[EXERCISE PROMPT]: Find how many lines hold the word "count". Give only the number.

[EXTRACTED MATERIAL]:
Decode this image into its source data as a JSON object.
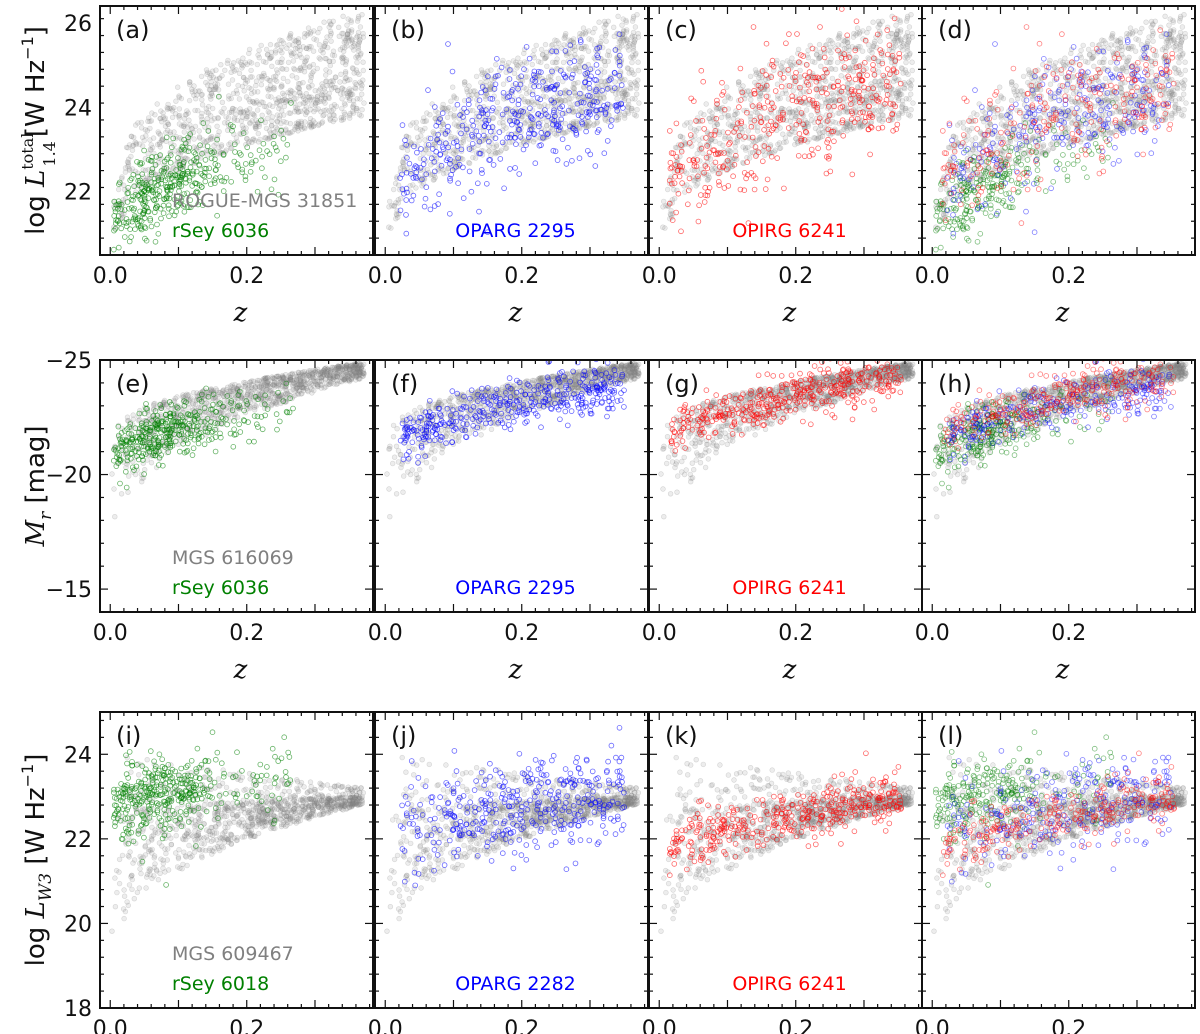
{
  "chart_data": {
    "type": "scatter",
    "layout": "3 rows x 4 columns of panels with shared y-axis per row",
    "grid": false,
    "x_axis": {
      "label": "z",
      "range": [
        -0.015,
        0.385
      ],
      "ticks": [
        "0.0",
        "0.2"
      ]
    },
    "colors": {
      "background_sample": "#808080",
      "rSey": "#008000",
      "OPARG": "#0000ff",
      "OPIRG": "#ff0000"
    },
    "rows": [
      {
        "y_label": "log L_1.4^total [W Hz^-1]",
        "y_label_main": "log ",
        "y_label_symbol": "L",
        "y_label_sup": "total",
        "y_label_sub": "1.4",
        "y_label_unit": "[W Hz",
        "y_label_exp": "−1",
        "y_label_close": "]",
        "y_range": [
          20.5,
          26.4
        ],
        "y_inverted": false,
        "y_ticks": [
          "22",
          "24",
          "26"
        ],
        "y_tick_values": [
          22,
          24,
          26
        ],
        "background": {
          "name": "ROGUE-MGS",
          "count": "31851",
          "label": "ROGUE-MGS 31851"
        },
        "panels": [
          {
            "tag": "(a)",
            "highlight": "rSey",
            "legend": "rSey 6036",
            "color": "#008000"
          },
          {
            "tag": "(b)",
            "highlight": "OPARG",
            "legend": "OPARG 2295",
            "color": "#0000ff"
          },
          {
            "tag": "(c)",
            "highlight": "OPIRG",
            "legend": "OPIRG 6241",
            "color": "#ff0000"
          },
          {
            "tag": "(d)",
            "highlight": "all",
            "legend": "",
            "color": ""
          }
        ]
      },
      {
        "y_label": "M_r [mag]",
        "y_label_main": "",
        "y_label_symbol": "M",
        "y_label_sup": "",
        "y_label_sub": "r",
        "y_label_unit": " [mag]",
        "y_label_exp": "",
        "y_label_close": "",
        "y_range": [
          -25,
          -14
        ],
        "y_inverted": true,
        "y_ticks": [
          "−25",
          "−20",
          "−15"
        ],
        "y_tick_values": [
          -25,
          -20,
          -15
        ],
        "background": {
          "name": "MGS",
          "count": "616069",
          "label": "MGS 616069"
        },
        "panels": [
          {
            "tag": "(e)",
            "highlight": "rSey",
            "legend": "rSey 6036",
            "color": "#008000"
          },
          {
            "tag": "(f)",
            "highlight": "OPARG",
            "legend": "OPARG 2295",
            "color": "#0000ff"
          },
          {
            "tag": "(g)",
            "highlight": "OPIRG",
            "legend": "OPIRG 6241",
            "color": "#ff0000"
          },
          {
            "tag": "(h)",
            "highlight": "all",
            "legend": "",
            "color": ""
          }
        ]
      },
      {
        "y_label": "log L_W3 [W Hz^-1]",
        "y_label_main": "log ",
        "y_label_symbol": "L",
        "y_label_sup": "",
        "y_label_sub": "W3",
        "y_label_unit": " [W Hz",
        "y_label_exp": "−1",
        "y_label_close": "]",
        "y_range": [
          18,
          25
        ],
        "y_inverted": false,
        "y_ticks": [
          "18",
          "20",
          "22",
          "24"
        ],
        "y_tick_values": [
          18,
          20,
          22,
          24
        ],
        "background": {
          "name": "MGS",
          "count": "609467",
          "label": "MGS 609467"
        },
        "panels": [
          {
            "tag": "(i)",
            "highlight": "rSey",
            "legend": "rSey 6018",
            "color": "#008000"
          },
          {
            "tag": "(j)",
            "highlight": "OPARG",
            "legend": "OPARG 2282",
            "color": "#0000ff"
          },
          {
            "tag": "(k)",
            "highlight": "OPIRG",
            "legend": "OPIRG 6241",
            "color": "#ff0000"
          },
          {
            "tag": "(l)",
            "highlight": "all",
            "legend": "",
            "color": ""
          }
        ]
      }
    ],
    "approx_distributions": {
      "note": "points are dense clouds; approximate envelopes read from the axes",
      "row1": {
        "background": {
          "lower_edge": [
            [
              0.005,
              20.6
            ],
            [
              0.05,
              21.8
            ],
            [
              0.1,
              22.4
            ],
            [
              0.2,
              23.0
            ],
            [
              0.3,
              23.4
            ]
          ],
          "upper_edge": [
            [
              0.01,
              22.0
            ],
            [
              0.05,
              24.2
            ],
            [
              0.1,
              24.9
            ],
            [
              0.2,
              25.6
            ],
            [
              0.3,
              26.0
            ]
          ]
        },
        "rSey": {
          "center": [
            [
              0.02,
              21.5
            ],
            [
              0.06,
              22.2
            ],
            [
              0.12,
              22.7
            ],
            [
              0.2,
              23.1
            ],
            [
              0.25,
              23.5
            ]
          ]
        },
        "OPARG": {
          "center": [
            [
              0.03,
              22.0
            ],
            [
              0.08,
              22.8
            ],
            [
              0.15,
              23.5
            ],
            [
              0.22,
              24.0
            ],
            [
              0.3,
              24.4
            ]
          ]
        },
        "OPIRG": {
          "center": [
            [
              0.03,
              22.0
            ],
            [
              0.08,
              22.9
            ],
            [
              0.15,
              23.6
            ],
            [
              0.22,
              24.2
            ],
            [
              0.3,
              24.6
            ]
          ]
        }
      },
      "row2": {
        "background": {
          "faint_edge": [
            [
              0.002,
              -15.5
            ],
            [
              0.02,
              -19.0
            ],
            [
              0.05,
              -20.3
            ],
            [
              0.1,
              -21.4
            ],
            [
              0.2,
              -22.6
            ],
            [
              0.3,
              -23.4
            ],
            [
              0.37,
              -24.0
            ]
          ],
          "bright_edge": [
            [
              0.01,
              -22.0
            ],
            [
              0.05,
              -23.0
            ],
            [
              0.1,
              -23.5
            ],
            [
              0.2,
              -24.1
            ],
            [
              0.3,
              -24.5
            ],
            [
              0.37,
              -24.8
            ]
          ]
        },
        "rSey": {
          "center": [
            [
              0.03,
              -21.0
            ],
            [
              0.06,
              -21.5
            ],
            [
              0.1,
              -22.0
            ],
            [
              0.15,
              -22.5
            ],
            [
              0.2,
              -23.0
            ]
          ]
        },
        "OPARG": {
          "center": [
            [
              0.03,
              -21.3
            ],
            [
              0.08,
              -21.8
            ],
            [
              0.14,
              -22.3
            ],
            [
              0.22,
              -23.0
            ],
            [
              0.3,
              -23.6
            ]
          ]
        },
        "OPIRG": {
          "center": [
            [
              0.03,
              -21.5
            ],
            [
              0.08,
              -22.2
            ],
            [
              0.14,
              -22.8
            ],
            [
              0.22,
              -23.3
            ],
            [
              0.3,
              -23.8
            ]
          ]
        }
      },
      "row3": {
        "background": {
          "lower_edge": [
            [
              0.003,
              18.5
            ],
            [
              0.03,
              20.5
            ],
            [
              0.08,
              21.3
            ],
            [
              0.15,
              21.9
            ],
            [
              0.25,
              22.4
            ],
            [
              0.35,
              22.8
            ]
          ],
          "upper_edge": [
            [
              0.01,
              23.5
            ],
            [
              0.05,
              24.0
            ],
            [
              0.1,
              24.1
            ],
            [
              0.2,
              23.8
            ],
            [
              0.3,
              23.4
            ],
            [
              0.37,
              23.2
            ]
          ]
        },
        "rSey": {
          "center": [
            [
              0.02,
              22.5
            ],
            [
              0.05,
              22.9
            ],
            [
              0.1,
              23.1
            ],
            [
              0.15,
              23.3
            ],
            [
              0.2,
              23.5
            ]
          ]
        },
        "OPARG": {
          "center": [
            [
              0.03,
              22.0
            ],
            [
              0.08,
              22.5
            ],
            [
              0.14,
              22.8
            ],
            [
              0.22,
              23.0
            ],
            [
              0.3,
              23.1
            ]
          ]
        },
        "OPIRG": {
          "center": [
            [
              0.02,
              21.5
            ],
            [
              0.07,
              21.9
            ],
            [
              0.14,
              22.3
            ],
            [
              0.22,
              22.6
            ],
            [
              0.3,
              22.9
            ]
          ]
        }
      }
    }
  }
}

[WRITTEN RESPONSE]: 3